> _What this task involves_
Copy out each line of the material below with no changes.

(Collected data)
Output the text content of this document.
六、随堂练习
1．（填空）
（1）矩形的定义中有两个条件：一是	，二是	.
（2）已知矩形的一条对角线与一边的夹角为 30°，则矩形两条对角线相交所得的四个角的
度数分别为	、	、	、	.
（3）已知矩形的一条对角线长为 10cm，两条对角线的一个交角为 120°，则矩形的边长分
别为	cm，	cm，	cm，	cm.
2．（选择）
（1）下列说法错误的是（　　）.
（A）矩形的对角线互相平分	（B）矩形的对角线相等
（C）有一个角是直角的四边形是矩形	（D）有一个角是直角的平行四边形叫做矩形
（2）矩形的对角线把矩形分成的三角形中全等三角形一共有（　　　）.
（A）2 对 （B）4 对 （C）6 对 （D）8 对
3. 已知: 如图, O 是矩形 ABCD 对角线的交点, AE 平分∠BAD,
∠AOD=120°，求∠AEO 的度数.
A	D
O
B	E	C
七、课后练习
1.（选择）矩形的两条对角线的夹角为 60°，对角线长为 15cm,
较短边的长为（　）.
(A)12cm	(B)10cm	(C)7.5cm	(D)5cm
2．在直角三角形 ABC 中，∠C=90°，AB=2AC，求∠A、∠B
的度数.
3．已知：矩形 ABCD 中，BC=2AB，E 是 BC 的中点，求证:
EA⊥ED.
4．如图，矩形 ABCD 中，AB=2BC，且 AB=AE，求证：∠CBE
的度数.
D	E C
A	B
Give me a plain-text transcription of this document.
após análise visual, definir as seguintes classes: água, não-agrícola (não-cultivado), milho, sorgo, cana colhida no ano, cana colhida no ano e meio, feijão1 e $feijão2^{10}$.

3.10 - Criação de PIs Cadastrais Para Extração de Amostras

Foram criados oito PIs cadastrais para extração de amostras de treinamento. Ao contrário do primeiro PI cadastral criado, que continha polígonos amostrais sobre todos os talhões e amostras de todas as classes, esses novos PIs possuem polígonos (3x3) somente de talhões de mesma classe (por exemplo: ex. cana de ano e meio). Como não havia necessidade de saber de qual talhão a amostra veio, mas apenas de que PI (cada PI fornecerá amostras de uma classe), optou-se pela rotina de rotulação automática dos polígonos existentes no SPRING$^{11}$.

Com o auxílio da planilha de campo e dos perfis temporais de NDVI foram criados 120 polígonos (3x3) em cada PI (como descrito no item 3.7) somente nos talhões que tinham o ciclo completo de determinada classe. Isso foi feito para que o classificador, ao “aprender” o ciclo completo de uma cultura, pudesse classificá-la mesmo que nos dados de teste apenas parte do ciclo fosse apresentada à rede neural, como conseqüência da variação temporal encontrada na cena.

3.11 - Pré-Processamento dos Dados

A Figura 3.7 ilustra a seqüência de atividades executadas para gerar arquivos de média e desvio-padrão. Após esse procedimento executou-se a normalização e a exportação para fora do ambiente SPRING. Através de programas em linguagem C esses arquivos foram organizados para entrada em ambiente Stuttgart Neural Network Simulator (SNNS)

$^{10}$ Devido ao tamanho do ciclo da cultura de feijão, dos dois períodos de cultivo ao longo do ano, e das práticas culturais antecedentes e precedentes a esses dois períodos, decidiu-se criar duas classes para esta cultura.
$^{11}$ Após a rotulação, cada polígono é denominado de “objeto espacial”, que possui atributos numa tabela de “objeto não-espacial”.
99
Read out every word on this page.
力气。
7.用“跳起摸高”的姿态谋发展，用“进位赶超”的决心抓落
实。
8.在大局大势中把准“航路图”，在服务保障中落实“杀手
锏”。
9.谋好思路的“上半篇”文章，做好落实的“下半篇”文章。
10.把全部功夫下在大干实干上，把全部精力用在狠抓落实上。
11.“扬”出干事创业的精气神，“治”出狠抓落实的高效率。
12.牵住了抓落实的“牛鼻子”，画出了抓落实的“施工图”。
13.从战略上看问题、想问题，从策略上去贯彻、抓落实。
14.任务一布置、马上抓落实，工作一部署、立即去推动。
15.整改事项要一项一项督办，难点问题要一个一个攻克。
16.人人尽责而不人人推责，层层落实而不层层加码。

> _Expected answer_
Output the text content of this document.
六、随堂练习
1．（填空）
（1）矩形的定义中有两个条件：一是	，二是	.
（2）已知矩形的一条对角线与一边的夹角为 30°，则矩形两条对角线相交所得的四个角的
度数分别为	、	、	、	.
（3）已知矩形的一条对角线长为 10cm，两条对角线的一个交角为 120°，则矩形的边长分
别为	cm，	cm，	cm，	cm.
2．（选择）
（1）下列说法错误的是（　　）.
（A）矩形的对角线互相平分	（B）矩形的对角线相等
（C）有一个角是直角的四边形是矩形	（D）有一个角是直角的平行四边形叫做矩形
（2）矩形的对角线把矩形分成的三角形中全等三角形一共有（　　　）.
（A）2 对 （B）4 对 （C）6 对 （D）8 对
3. 已知: 如图, O 是矩形 ABCD 对角线的交点, AE 平分∠BAD,
∠AOD=120°，求∠AEO 的度数.
A	D
O
B	E	C
七、课后练习
1.（选择）矩形的两条对角线的夹角为 60°，对角线长为 15cm,
较短边的长为（　）.
(A)12cm	(B)10cm	(C)7.5cm	(D)5cm
2．在直角三角形 ABC 中，∠C=90°，AB=2AC，求∠A、∠B
的度数.
3．已知：矩形 ABCD 中，BC=2AB，E 是 BC 的中点，求证:
EA⊥ED.
4．如图，矩形 ABCD 中，AB=2BC，且 AB=AE，求证：∠CBE
的度数.
D	E C
A	B
Give me a plain-text transcription of this document.
após análise visual, definir as seguintes classes: água, não-agrícola (não-cultivado), milho, sorgo, cana colhida no ano, cana colhida no ano e meio, feijão1 e $feijão2^{10}$.

3.10 - Criação de PIs Cadastrais Para Extração de Amostras

Foram criados oito PIs cadastrais para extração de amostras de treinamento. Ao contrário do primeiro PI cadastral criado, que continha polígonos amostrais sobre todos os talhões e amostras de todas as classes, esses novos PIs possuem polígonos (3x3) somente de talhões de mesma classe (por exemplo: ex. cana de ano e meio). Como não havia necessidade de saber de qual talhão a amostra veio, mas apenas de que PI (cada PI fornecerá amostras de uma classe), optou-se pela rotina de rotulação automática dos polígonos existentes no SPRING$^{11}$.

Com o auxílio da planilha de campo e dos perfis temporais de NDVI foram criados 120 polígonos (3x3) em cada PI (como descrito no item 3.7) somente nos talhões que tinham o ciclo completo de determinada classe. Isso foi feito para que o classificador, ao “aprender” o ciclo completo de uma cultura, pudesse classificá-la mesmo que nos dados de teste apenas parte do ciclo fosse apresentada à rede neural, como conseqüência da variação temporal encontrada na cena.

3.11 - Pré-Processamento dos Dados

A Figura 3.7 ilustra a seqüência de atividades executadas para gerar arquivos de média e desvio-padrão. Após esse procedimento executou-se a normalização e a exportação para fora do ambiente SPRING. Através de programas em linguagem C esses arquivos foram organizados para entrada em ambiente Stuttgart Neural Network Simulator (SNNS)

$^{10}$ Devido ao tamanho do ciclo da cultura de feijão, dos dois períodos de cultivo ao longo do ano, e das práticas culturais antecedentes e precedentes a esses dois períodos, decidiu-se criar duas classes para esta cultura.
$^{11}$ Após a rotulação, cada polígono é denominado de “objeto espacial”, que possui atributos numa tabela de “objeto não-espacial”.
99
Read out every word on this page.
力气。
7.用“跳起摸高”的姿态谋发展，用“进位赶超”的决心抓落
实。
8.在大局大势中把准“航路图”，在服务保障中落实“杀手
锏”。
9.谋好思路的“上半篇”文章，做好落实的“下半篇”文章。
10.把全部功夫下在大干实干上，把全部精力用在狠抓落实上。
11.“扬”出干事创业的精气神，“治”出狠抓落实的高效率。
12.牵住了抓落实的“牛鼻子”，画出了抓落实的“施工图”。
13.从战略上看问题、想问题，从策略上去贯彻、抓落实。
14.任务一布置、马上抓落实，工作一部署、立即去推动。
15.整改事项要一项一项督办，难点问题要一个一个攻克。
16.人人尽责而不人人推责，层层落实而不层层加码。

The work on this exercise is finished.